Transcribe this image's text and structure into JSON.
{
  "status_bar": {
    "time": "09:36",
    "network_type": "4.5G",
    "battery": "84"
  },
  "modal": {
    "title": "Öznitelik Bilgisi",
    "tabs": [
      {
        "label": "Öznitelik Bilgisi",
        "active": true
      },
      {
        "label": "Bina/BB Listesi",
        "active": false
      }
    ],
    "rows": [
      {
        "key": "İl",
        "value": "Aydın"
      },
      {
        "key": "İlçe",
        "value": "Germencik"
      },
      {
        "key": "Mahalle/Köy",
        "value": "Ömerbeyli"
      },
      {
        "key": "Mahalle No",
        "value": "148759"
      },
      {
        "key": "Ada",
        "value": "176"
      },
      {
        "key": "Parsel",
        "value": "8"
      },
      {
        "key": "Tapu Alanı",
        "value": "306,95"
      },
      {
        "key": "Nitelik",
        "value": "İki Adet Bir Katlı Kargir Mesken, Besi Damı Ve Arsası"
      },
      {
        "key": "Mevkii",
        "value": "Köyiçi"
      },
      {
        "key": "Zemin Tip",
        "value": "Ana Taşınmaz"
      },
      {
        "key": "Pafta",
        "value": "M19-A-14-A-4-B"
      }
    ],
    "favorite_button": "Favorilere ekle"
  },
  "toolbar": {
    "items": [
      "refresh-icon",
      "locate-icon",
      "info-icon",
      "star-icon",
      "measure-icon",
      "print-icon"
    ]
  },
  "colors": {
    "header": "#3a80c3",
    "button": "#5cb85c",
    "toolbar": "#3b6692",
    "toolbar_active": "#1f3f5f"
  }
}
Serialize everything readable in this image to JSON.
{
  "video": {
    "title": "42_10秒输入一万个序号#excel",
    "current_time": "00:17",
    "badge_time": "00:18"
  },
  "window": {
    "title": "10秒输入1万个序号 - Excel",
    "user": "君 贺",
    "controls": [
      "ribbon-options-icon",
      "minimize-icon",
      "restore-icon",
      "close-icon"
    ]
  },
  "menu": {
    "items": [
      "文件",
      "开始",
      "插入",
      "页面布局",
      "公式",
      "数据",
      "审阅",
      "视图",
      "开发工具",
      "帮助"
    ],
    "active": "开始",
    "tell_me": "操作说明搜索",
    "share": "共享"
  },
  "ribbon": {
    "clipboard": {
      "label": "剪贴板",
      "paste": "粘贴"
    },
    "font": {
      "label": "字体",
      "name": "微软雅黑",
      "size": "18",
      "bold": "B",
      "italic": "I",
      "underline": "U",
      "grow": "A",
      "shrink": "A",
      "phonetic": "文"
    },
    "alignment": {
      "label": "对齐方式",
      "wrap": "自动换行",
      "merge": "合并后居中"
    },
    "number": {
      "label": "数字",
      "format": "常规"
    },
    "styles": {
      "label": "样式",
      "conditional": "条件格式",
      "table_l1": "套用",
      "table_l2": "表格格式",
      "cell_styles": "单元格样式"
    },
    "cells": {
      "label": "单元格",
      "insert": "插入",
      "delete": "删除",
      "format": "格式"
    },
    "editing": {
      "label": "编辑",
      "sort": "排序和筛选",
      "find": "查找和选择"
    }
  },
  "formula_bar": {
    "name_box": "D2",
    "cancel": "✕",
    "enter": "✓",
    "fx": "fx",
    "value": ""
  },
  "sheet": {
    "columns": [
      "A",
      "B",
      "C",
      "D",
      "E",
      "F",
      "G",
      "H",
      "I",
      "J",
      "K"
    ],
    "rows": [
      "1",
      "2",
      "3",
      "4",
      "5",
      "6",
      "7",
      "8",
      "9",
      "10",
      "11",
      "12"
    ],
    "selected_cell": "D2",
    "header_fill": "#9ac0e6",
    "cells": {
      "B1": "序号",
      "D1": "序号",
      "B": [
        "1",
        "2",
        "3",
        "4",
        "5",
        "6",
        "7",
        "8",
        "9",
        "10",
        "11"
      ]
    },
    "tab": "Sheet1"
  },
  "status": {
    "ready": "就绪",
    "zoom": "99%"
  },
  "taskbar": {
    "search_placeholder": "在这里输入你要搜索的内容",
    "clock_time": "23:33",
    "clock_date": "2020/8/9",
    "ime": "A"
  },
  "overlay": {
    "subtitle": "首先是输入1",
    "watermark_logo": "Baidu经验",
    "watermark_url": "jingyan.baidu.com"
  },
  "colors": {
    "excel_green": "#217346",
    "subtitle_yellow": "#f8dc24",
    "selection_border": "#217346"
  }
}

◆ Exercise ◆
Write out all the data again, exactly as it appears.

◆ Output below ◆
Transcribe this image's text and structure into JSON.
{
  "status_bar": {
    "time": "09:36",
    "network_type": "4.5G",
    "battery": "84"
  },
  "modal": {
    "title": "Öznitelik Bilgisi",
    "tabs": [
      {
        "label": "Öznitelik Bilgisi",
        "active": true
      },
      {
        "label": "Bina/BB Listesi",
        "active": false
      }
    ],
    "rows": [
      {
        "key": "İl",
        "value": "Aydın"
      },
      {
        "key": "İlçe",
        "value": "Germencik"
      },
      {
        "key": "Mahalle/Köy",
        "value": "Ömerbeyli"
      },
      {
        "key": "Mahalle No",
        "value": "148759"
      },
      {
        "key": "Ada",
        "value": "176"
      },
      {
        "key": "Parsel",
        "value": "8"
      },
      {
        "key": "Tapu Alanı",
        "value": "306,95"
      },
      {
        "key": "Nitelik",
        "value": "İki Adet Bir Katlı Kargir Mesken, Besi Damı Ve Arsası"
      },
      {
        "key": "Mevkii",
        "value": "Köyiçi"
      },
      {
        "key": "Zemin Tip",
        "value": "Ana Taşınmaz"
      },
      {
        "key": "Pafta",
        "value": "M19-A-14-A-4-B"
      }
    ],
    "favorite_button": "Favorilere ekle"
  },
  "toolbar": {
    "items": [
      "refresh-icon",
      "locate-icon",
      "info-icon",
      "star-icon",
      "measure-icon",
      "print-icon"
    ]
  },
  "colors": {
    "header": "#3a80c3",
    "button": "#5cb85c",
    "toolbar": "#3b6692",
    "toolbar_active": "#1f3f5f"
  }
}
Serialize everything readable in this image to JSON.
{
  "video": {
    "title": "42_10秒输入一万个序号#excel",
    "current_time": "00:17",
    "badge_time": "00:18"
  },
  "window": {
    "title": "10秒输入1万个序号 - Excel",
    "user": "君 贺",
    "controls": [
      "ribbon-options-icon",
      "minimize-icon",
      "restore-icon",
      "close-icon"
    ]
  },
  "menu": {
    "items": [
      "文件",
      "开始",
      "插入",
      "页面布局",
      "公式",
      "数据",
      "审阅",
      "视图",
      "开发工具",
      "帮助"
    ],
    "active": "开始",
    "tell_me": "操作说明搜索",
    "share": "共享"
  },
  "ribbon": {
    "clipboard": {
      "label": "剪贴板",
      "paste": "粘贴"
    },
    "font": {
      "label": "字体",
      "name": "微软雅黑",
      "size": "18",
      "bold": "B",
      "italic": "I",
      "underline": "U",
      "grow": "A",
      "shrink": "A",
      "phonetic": "文"
    },
    "alignment": {
      "label": "对齐方式",
      "wrap": "自动换行",
      "merge": "合并后居中"
    },
    "number": {
      "label": "数字",
      "format": "常规"
    },
    "styles": {
      "label": "样式",
      "conditional": "条件格式",
      "table_l1": "套用",
      "table_l2": "表格格式",
      "cell_styles": "单元格样式"
    },
    "cells": {
      "label": "单元格",
      "insert": "插入",
      "delete": "删除",
      "format": "格式"
    },
    "editing": {
      "label": "编辑",
      "sort": "排序和筛选",
      "find": "查找和选择"
    }
  },
  "formula_bar": {
    "name_box": "D2",
    "cancel": "✕",
    "enter": "✓",
    "fx": "fx",
    "value": ""
  },
  "sheet": {
    "columns": [
      "A",
      "B",
      "C",
      "D",
      "E",
      "F",
      "G",
      "H",
      "I",
      "J",
      "K"
    ],
    "rows": [
      "1",
      "2",
      "3",
      "4",
      "5",
      "6",
      "7",
      "8",
      "9",
      "10",
      "11",
      "12"
    ],
    "selected_cell": "D2",
    "header_fill": "#9ac0e6",
    "cells": {
      "B1": "序号",
      "D1": "序号",
      "B": [
        "1",
        "2",
        "3",
        "4",
        "5",
        "6",
        "7",
        "8",
        "9",
        "10",
        "11"
      ]
    },
    "tab": "Sheet1"
  },
  "status": {
    "ready": "就绪",
    "zoom": "99%"
  },
  "taskbar": {
    "search_placeholder": "在这里输入你要搜索的内容",
    "clock_time": "23:33",
    "clock_date": "2020/8/9",
    "ime": "A"
  },
  "overlay": {
    "subtitle": "首先是输入1",
    "watermark_logo": "Baidu经验",
    "watermark_url": "jingyan.baidu.com"
  },
  "colors": {
    "excel_green": "#217346",
    "subtitle_yellow": "#f8dc24",
    "selection_border": "#217346"
  }
}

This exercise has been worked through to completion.